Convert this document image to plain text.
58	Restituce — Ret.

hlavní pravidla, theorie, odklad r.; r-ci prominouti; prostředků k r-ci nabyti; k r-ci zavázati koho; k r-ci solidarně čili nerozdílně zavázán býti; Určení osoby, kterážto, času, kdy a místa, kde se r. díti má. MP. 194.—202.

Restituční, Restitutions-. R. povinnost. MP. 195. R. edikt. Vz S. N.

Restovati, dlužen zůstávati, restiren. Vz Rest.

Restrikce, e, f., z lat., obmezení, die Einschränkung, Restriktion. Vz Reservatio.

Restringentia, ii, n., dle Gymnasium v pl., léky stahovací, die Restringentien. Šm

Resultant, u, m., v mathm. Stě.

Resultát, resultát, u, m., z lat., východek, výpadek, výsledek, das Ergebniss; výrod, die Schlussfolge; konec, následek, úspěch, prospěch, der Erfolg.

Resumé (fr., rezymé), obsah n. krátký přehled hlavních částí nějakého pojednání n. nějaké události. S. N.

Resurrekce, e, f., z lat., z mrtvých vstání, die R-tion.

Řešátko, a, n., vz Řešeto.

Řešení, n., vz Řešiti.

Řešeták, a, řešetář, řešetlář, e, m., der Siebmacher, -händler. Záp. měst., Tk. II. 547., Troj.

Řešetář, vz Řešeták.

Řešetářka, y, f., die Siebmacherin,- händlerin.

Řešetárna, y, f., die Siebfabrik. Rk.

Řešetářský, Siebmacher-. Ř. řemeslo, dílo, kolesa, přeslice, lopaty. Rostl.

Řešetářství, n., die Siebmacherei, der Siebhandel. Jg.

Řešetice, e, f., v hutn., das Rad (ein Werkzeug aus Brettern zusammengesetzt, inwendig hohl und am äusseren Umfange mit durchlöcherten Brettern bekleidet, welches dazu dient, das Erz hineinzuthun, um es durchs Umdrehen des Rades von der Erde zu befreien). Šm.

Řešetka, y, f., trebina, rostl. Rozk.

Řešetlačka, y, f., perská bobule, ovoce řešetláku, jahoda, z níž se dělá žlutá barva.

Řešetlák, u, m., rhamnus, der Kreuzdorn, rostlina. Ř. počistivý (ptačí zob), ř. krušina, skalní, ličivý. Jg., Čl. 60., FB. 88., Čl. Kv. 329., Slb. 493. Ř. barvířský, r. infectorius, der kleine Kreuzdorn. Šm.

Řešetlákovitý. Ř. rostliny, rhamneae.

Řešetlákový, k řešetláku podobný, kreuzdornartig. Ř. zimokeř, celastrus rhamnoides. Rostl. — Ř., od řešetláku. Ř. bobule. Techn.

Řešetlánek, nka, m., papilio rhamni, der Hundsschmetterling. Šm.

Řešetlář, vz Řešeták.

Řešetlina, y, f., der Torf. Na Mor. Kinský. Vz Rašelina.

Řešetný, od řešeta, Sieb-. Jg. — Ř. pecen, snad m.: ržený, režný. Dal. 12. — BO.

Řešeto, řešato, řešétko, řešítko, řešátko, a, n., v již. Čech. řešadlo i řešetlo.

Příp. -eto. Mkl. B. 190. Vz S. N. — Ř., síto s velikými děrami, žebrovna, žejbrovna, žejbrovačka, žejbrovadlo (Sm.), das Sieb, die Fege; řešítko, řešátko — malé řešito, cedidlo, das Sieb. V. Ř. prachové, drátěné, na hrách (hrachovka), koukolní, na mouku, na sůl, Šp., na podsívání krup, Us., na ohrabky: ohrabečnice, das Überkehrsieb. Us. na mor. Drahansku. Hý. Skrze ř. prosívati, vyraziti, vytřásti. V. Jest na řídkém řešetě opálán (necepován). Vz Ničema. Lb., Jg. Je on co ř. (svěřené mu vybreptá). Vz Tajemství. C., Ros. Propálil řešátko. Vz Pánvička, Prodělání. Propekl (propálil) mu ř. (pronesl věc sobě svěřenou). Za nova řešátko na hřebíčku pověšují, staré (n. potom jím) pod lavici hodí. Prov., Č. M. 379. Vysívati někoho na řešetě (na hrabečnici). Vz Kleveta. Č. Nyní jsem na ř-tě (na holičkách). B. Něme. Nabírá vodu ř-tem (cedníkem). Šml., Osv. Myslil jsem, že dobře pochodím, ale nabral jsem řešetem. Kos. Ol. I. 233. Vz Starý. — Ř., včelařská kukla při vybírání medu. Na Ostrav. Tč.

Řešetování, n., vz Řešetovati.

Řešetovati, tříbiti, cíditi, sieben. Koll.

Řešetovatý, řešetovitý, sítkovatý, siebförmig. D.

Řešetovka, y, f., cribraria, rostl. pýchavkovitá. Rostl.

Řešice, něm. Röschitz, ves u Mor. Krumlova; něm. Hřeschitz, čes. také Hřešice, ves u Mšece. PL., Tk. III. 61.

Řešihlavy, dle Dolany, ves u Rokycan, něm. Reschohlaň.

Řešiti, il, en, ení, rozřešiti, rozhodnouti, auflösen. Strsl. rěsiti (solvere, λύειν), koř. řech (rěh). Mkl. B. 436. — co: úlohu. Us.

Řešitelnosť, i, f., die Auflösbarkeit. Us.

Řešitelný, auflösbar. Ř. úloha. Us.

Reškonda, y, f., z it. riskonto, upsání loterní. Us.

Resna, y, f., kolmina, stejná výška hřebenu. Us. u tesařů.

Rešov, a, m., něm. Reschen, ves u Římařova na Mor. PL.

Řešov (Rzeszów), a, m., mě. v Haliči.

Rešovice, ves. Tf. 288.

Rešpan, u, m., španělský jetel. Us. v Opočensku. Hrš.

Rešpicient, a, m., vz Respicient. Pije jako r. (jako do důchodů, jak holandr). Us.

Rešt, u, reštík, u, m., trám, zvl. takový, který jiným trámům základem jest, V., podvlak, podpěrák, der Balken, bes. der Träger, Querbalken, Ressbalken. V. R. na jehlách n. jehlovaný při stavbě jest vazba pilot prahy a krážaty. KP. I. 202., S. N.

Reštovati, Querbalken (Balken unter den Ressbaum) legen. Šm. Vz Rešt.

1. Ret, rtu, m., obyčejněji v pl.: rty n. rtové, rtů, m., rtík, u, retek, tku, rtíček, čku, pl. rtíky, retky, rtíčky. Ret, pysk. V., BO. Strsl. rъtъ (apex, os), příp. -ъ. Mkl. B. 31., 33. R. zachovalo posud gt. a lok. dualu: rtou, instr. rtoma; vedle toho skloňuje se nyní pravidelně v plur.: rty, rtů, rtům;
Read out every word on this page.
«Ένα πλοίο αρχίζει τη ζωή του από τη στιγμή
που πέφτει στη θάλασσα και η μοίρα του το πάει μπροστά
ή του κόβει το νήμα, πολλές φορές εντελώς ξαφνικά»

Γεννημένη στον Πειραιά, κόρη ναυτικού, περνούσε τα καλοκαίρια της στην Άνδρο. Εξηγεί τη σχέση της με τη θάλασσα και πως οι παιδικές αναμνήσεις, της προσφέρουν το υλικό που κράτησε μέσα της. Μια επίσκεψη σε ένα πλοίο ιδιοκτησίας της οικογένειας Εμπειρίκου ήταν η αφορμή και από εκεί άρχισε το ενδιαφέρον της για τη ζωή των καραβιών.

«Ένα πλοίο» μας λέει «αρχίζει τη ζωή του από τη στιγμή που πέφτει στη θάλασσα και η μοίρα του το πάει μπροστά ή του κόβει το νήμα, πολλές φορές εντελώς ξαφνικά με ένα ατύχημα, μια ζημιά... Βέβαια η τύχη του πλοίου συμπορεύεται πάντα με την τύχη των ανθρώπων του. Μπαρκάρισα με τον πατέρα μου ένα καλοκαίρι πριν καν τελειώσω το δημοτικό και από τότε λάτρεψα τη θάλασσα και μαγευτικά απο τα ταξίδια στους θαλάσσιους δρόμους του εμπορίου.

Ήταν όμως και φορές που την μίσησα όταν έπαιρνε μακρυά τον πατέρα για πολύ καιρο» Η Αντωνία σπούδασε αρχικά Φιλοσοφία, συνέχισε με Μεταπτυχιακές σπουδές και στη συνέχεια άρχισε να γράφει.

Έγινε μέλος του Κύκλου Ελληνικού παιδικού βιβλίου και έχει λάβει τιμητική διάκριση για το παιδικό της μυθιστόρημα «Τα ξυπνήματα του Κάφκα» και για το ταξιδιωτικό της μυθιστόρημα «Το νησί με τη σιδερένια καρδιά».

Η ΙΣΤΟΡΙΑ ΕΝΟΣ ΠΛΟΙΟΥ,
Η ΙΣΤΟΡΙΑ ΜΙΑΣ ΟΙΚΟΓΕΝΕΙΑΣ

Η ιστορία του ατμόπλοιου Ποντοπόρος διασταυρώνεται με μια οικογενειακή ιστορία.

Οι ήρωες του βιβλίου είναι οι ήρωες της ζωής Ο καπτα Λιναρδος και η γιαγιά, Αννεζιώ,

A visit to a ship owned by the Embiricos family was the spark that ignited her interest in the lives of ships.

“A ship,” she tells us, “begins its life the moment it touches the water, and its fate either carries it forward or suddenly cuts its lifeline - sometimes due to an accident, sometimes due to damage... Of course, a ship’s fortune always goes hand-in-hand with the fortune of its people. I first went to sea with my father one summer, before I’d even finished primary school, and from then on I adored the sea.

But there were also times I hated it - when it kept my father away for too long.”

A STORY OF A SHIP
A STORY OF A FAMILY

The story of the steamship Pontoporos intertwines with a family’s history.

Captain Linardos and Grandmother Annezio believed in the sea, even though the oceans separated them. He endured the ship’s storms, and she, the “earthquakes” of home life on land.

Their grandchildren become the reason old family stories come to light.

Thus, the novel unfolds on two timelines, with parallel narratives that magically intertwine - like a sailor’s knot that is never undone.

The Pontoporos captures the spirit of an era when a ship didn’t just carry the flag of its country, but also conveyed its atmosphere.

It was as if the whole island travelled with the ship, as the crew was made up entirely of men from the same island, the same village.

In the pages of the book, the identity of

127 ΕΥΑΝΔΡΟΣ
——
§ **WHAT YOU NEED TO DO**
Select and copy each line from the data that includes the word "θάλασσα".

§ **COMPLETE ANSWER**
που πέφτει στη θάλασσα και η μοίρα του το πάει μπροστά
Γεννημένη στον Πειραιά, κόρη ναυτικού, περνούσε τα καλοκαίρια της στην Άνδρο. Εξηγεί τη σχέση της με τη θάλασσα και πως οι παιδικές αναμνήσεις, της προσφέρουν το υλικό που κράτησε μέσα της. Μια επίσκεψη σε ένα πλοίο ιδιοκτησίας της οικογένειας Εμπειρίκου ήταν η αφορμή και από εκεί άρχισε το ενδιαφέρον της για τη ζωή των καραβιών.
«Ένα πλοίο» μας λέει «αρχίζει τη ζωή του από τη στιγμή που πέφτει στη θάλασσα και η μοίρα του το πάει μπροστά ή του κόβει το νήμα, πολλές φορές εντελώς ξαφνικά με ένα ατύχημα, μια ζημιά... Βέβαια η τύχη του πλοίου συμπορεύεται πάντα με την τύχη των ανθρώπων του. Μπαρκάρισα με τον πατέρα μου ένα καλοκαίρι πριν καν τελειώσω το δημοτικό και από τότε λάτρεψα τη θάλασσα και μαγευτικά απο τα ταξίδια στους θαλάσσιους δρόμους του εμπορίου.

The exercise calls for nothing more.